Stored entries:
====

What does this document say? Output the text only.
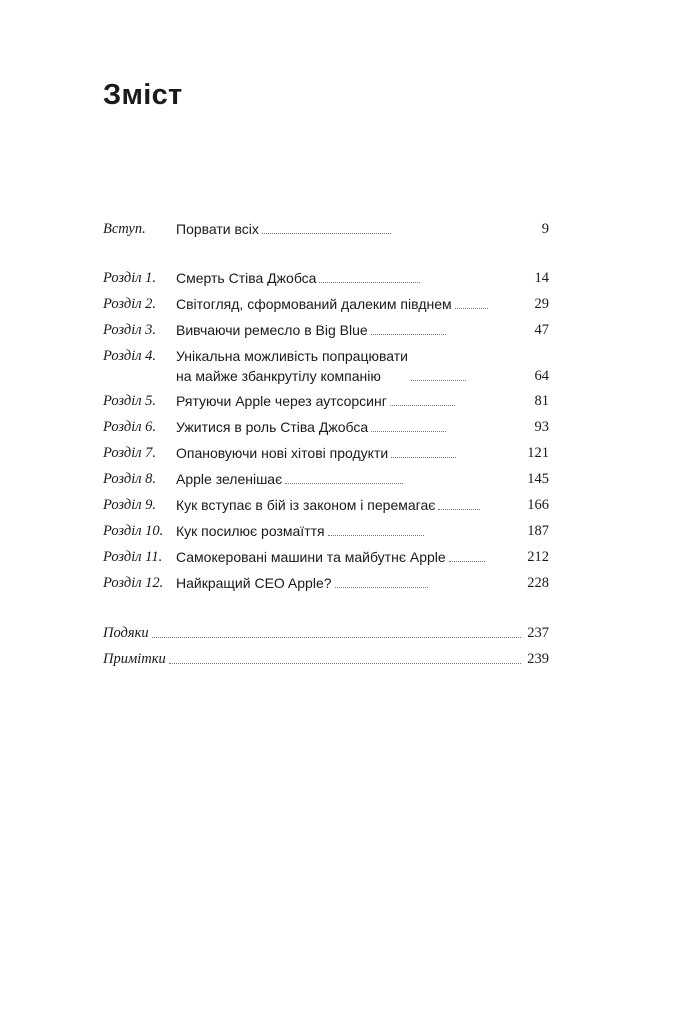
Зміст
Вступ. Порвати всіх	9
Розділ 1. Смерть Стіва Джобса	14
Розділ 2. Світогляд, сформований далеким півднем	29
Розділ 3. Вивчаючи ремесло в Big Blue	47
Розділ 4. Унікальна можливість попрацювати
на майже збанкрутілу компанію	64
Розділ 5. Рятуючи Apple через аутсорсинг	81
Розділ 6. Ужитися в роль Стіва Джобса	93
Розділ 7. Опановуючи нові хітові продукти	121
Розділ 8. Apple зеленішає	145
Розділ 9. Кук вступає в бій із законом і перемагає	166
Розділ 10. Кук посилює розмаїття	187
Розділ 11. Самокеровані машини та майбутнє Apple	212
Розділ 12. Найкращий CEO Apple?	228
Подяки	237
Примітки	239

====

Set problem:
Look through the listing and extract every line with "Apple" in it.

Output:
Розділ 5. Рятуючи Apple через аутсорсинг	81
Розділ 8. Apple зеленішає	145
Розділ 11. Самокеровані машини та майбутнє Apple	212
Розділ 12. Найкращий CEO Apple?	228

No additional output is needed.